* _EXERCISE DETAILS_: Your task is to copy the material exactly.

Dataset entries
▶
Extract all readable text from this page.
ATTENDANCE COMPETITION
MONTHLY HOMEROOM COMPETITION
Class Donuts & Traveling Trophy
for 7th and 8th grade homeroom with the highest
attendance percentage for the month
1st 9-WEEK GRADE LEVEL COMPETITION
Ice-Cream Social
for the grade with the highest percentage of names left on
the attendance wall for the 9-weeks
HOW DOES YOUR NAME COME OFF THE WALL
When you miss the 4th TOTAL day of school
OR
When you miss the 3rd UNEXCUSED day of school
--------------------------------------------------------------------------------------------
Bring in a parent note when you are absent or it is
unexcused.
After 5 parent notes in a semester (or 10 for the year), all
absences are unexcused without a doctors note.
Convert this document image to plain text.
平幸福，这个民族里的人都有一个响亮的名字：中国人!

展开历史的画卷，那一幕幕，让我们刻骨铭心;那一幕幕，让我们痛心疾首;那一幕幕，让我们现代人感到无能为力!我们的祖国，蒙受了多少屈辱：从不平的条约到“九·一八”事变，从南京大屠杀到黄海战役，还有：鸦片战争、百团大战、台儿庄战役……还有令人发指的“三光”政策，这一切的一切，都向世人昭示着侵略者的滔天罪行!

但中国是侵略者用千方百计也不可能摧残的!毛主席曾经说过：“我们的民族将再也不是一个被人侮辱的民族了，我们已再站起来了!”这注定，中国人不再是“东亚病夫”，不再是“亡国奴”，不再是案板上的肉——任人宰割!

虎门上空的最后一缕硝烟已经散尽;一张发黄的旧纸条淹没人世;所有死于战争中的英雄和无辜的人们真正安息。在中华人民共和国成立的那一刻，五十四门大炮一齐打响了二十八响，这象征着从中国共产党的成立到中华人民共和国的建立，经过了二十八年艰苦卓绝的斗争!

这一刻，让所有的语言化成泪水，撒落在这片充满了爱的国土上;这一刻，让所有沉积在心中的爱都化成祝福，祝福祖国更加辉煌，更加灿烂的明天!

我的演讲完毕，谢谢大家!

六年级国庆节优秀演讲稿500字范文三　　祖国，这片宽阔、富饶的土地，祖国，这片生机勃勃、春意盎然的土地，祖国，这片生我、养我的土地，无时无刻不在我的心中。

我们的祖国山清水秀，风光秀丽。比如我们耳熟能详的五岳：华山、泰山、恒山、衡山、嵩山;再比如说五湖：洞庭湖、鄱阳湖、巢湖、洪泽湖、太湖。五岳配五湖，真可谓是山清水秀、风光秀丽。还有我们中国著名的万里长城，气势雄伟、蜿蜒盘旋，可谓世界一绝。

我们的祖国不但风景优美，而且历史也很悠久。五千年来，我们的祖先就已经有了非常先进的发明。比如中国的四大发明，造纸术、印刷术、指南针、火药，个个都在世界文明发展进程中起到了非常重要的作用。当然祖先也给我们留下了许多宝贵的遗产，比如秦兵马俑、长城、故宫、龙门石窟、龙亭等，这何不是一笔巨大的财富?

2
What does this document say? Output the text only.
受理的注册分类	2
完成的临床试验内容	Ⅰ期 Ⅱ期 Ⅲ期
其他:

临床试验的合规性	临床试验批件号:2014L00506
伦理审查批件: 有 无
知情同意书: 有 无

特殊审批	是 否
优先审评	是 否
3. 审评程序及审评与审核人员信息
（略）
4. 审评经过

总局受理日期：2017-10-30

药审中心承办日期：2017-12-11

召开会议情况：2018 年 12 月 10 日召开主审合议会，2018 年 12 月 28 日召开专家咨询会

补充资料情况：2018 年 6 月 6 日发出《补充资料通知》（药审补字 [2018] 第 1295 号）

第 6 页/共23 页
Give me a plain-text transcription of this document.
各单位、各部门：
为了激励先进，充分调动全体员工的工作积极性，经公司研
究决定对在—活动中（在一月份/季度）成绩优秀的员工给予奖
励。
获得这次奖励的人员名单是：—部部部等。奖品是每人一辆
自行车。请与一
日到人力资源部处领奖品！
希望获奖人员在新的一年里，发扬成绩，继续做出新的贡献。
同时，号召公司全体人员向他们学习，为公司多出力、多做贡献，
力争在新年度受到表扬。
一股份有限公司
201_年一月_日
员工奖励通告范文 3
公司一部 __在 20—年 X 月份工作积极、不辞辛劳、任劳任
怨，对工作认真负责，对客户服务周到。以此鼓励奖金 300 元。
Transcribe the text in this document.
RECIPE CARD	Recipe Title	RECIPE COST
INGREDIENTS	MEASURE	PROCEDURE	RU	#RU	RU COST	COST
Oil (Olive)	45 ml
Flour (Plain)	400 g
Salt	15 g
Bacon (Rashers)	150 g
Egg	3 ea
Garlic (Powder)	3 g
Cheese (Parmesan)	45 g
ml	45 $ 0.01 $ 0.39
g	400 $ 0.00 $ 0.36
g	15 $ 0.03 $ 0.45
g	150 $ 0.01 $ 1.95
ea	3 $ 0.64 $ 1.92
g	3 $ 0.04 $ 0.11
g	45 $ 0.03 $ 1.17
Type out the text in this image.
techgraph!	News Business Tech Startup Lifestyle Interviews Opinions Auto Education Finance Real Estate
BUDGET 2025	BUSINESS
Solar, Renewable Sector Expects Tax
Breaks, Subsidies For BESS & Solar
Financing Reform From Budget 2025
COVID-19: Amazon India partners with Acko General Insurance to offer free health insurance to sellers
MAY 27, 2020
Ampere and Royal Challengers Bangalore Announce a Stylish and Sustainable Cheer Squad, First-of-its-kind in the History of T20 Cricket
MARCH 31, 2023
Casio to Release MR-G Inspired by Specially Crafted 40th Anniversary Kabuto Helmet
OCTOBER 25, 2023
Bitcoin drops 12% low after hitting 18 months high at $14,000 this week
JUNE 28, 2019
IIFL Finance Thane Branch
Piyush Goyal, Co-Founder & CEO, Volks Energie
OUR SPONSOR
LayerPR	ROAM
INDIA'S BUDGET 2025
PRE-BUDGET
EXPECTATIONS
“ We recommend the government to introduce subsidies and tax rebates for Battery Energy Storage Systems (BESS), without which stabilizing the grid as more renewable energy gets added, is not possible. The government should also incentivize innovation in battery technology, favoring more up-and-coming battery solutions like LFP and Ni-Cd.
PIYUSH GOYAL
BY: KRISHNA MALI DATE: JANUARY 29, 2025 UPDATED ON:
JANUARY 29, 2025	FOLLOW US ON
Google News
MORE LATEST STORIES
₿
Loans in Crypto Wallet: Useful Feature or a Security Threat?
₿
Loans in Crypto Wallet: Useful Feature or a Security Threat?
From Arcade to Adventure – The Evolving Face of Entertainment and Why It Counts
◀
* _RESULT OF THE TASK_:
Extract all readable text from this page.
ATTENDANCE COMPETITION
MONTHLY HOMEROOM COMPETITION
Class Donuts & Traveling Trophy
for 7th and 8th grade homeroom with the highest
attendance percentage for the month
1st 9-WEEK GRADE LEVEL COMPETITION
Ice-Cream Social
for the grade with the highest percentage of names left on
the attendance wall for the 9-weeks
HOW DOES YOUR NAME COME OFF THE WALL
When you miss the 4th TOTAL day of school
OR
When you miss the 3rd UNEXCUSED day of school
--------------------------------------------------------------------------------------------
Bring in a parent note when you are absent or it is
unexcused.
After 5 parent notes in a semester (or 10 for the year), all
absences are unexcused without a doctors note.
Convert this document image to plain text.
平幸福，这个民族里的人都有一个响亮的名字：中国人!

展开历史的画卷，那一幕幕，让我们刻骨铭心;那一幕幕，让我们痛心疾首;那一幕幕，让我们现代人感到无能为力!我们的祖国，蒙受了多少屈辱：从不平的条约到“九·一八”事变，从南京大屠杀到黄海战役，还有：鸦片战争、百团大战、台儿庄战役……还有令人发指的“三光”政策，这一切的一切，都向世人昭示着侵略者的滔天罪行!

但中国是侵略者用千方百计也不可能摧残的!毛主席曾经说过：“我们的民族将再也不是一个被人侮辱的民族了，我们已再站起来了!”这注定，中国人不再是“东亚病夫”，不再是“亡国奴”，不再是案板上的肉——任人宰割!

虎门上空的最后一缕硝烟已经散尽;一张发黄的旧纸条淹没人世;所有死于战争中的英雄和无辜的人们真正安息。在中华人民共和国成立的那一刻，五十四门大炮一齐打响了二十八响，这象征着从中国共产党的成立到中华人民共和国的建立，经过了二十八年艰苦卓绝的斗争!

这一刻，让所有的语言化成泪水，撒落在这片充满了爱的国土上;这一刻，让所有沉积在心中的爱都化成祝福，祝福祖国更加辉煌，更加灿烂的明天!

我的演讲完毕，谢谢大家!

六年级国庆节优秀演讲稿500字范文三　　祖国，这片宽阔、富饶的土地，祖国，这片生机勃勃、春意盎然的土地，祖国，这片生我、养我的土地，无时无刻不在我的心中。

我们的祖国山清水秀，风光秀丽。比如我们耳熟能详的五岳：华山、泰山、恒山、衡山、嵩山;再比如说五湖：洞庭湖、鄱阳湖、巢湖、洪泽湖、太湖。五岳配五湖，真可谓是山清水秀、风光秀丽。还有我们中国著名的万里长城，气势雄伟、蜿蜒盘旋，可谓世界一绝。

我们的祖国不但风景优美，而且历史也很悠久。五千年来，我们的祖先就已经有了非常先进的发明。比如中国的四大发明，造纸术、印刷术、指南针、火药，个个都在世界文明发展进程中起到了非常重要的作用。当然祖先也给我们留下了许多宝贵的遗产，比如秦兵马俑、长城、故宫、龙门石窟、龙亭等，这何不是一笔巨大的财富?

2
What does this document say? Output the text only.
受理的注册分类	2
完成的临床试验内容	Ⅰ期 Ⅱ期 Ⅲ期
其他:

临床试验的合规性	临床试验批件号:2014L00506
伦理审查批件: 有 无
知情同意书: 有 无

特殊审批	是 否
优先审评	是 否
3. 审评程序及审评与审核人员信息
（略）
4. 审评经过

总局受理日期：2017-10-30

药审中心承办日期：2017-12-11

召开会议情况：2018 年 12 月 10 日召开主审合议会，2018 年 12 月 28 日召开专家咨询会

补充资料情况：2018 年 6 月 6 日发出《补充资料通知》（药审补字 [2018] 第 1295 号）

第 6 页/共23 页
Give me a plain-text transcription of this document.
各单位、各部门：
为了激励先进，充分调动全体员工的工作积极性，经公司研
究决定对在—活动中（在一月份/季度）成绩优秀的员工给予奖
励。
获得这次奖励的人员名单是：—部部部等。奖品是每人一辆
自行车。请与一
日到人力资源部处领奖品！
希望获奖人员在新的一年里，发扬成绩，继续做出新的贡献。
同时，号召公司全体人员向他们学习，为公司多出力、多做贡献，
力争在新年度受到表扬。
一股份有限公司
201_年一月_日
员工奖励通告范文 3
公司一部 __在 20—年 X 月份工作积极、不辞辛劳、任劳任
怨，对工作认真负责，对客户服务周到。以此鼓励奖金 300 元。
Transcribe the text in this document.
RECIPE CARD	Recipe Title	RECIPE COST
INGREDIENTS	MEASURE	PROCEDURE	RU	#RU	RU COST	COST
Oil (Olive)	45 ml
Flour (Plain)	400 g
Salt	15 g
Bacon (Rashers)	150 g
Egg	3 ea
Garlic (Powder)	3 g
Cheese (Parmesan)	45 g
ml	45 $ 0.01 $ 0.39
g	400 $ 0.00 $ 0.36
g	15 $ 0.03 $ 0.45
g	150 $ 0.01 $ 1.95
ea	3 $ 0.64 $ 1.92
g	3 $ 0.04 $ 0.11
g	45 $ 0.03 $ 1.17
Type out the text in this image.
techgraph!	News Business Tech Startup Lifestyle Interviews Opinions Auto Education Finance Real Estate
BUDGET 2025	BUSINESS
Solar, Renewable Sector Expects Tax
Breaks, Subsidies For BESS & Solar
Financing Reform From Budget 2025
COVID-19: Amazon India partners with Acko General Insurance to offer free health insurance to sellers
MAY 27, 2020
Ampere and Royal Challengers Bangalore Announce a Stylish and Sustainable Cheer Squad, First-of-its-kind in the History of T20 Cricket
MARCH 31, 2023
Casio to Release MR-G Inspired by Specially Crafted 40th Anniversary Kabuto Helmet
OCTOBER 25, 2023
Bitcoin drops 12% low after hitting 18 months high at $14,000 this week
JUNE 28, 2019
IIFL Finance Thane Branch
Piyush Goyal, Co-Founder & CEO, Volks Energie
OUR SPONSOR
LayerPR	ROAM
INDIA'S BUDGET 2025
PRE-BUDGET
EXPECTATIONS
“ We recommend the government to introduce subsidies and tax rebates for Battery Energy Storage Systems (BESS), without which stabilizing the grid as more renewable energy gets added, is not possible. The government should also incentivize innovation in battery technology, favoring more up-and-coming battery solutions like LFP and Ni-Cd.
PIYUSH GOYAL
BY: KRISHNA MALI DATE: JANUARY 29, 2025 UPDATED ON:
JANUARY 29, 2025	FOLLOW US ON
Google News
MORE LATEST STORIES
₿
Loans in Crypto Wallet: Useful Feature or a Security Threat?
₿
Loans in Crypto Wallet: Useful Feature or a Security Threat?
From Arcade to Adventure – The Evolving Face of Entertainment and Why It Counts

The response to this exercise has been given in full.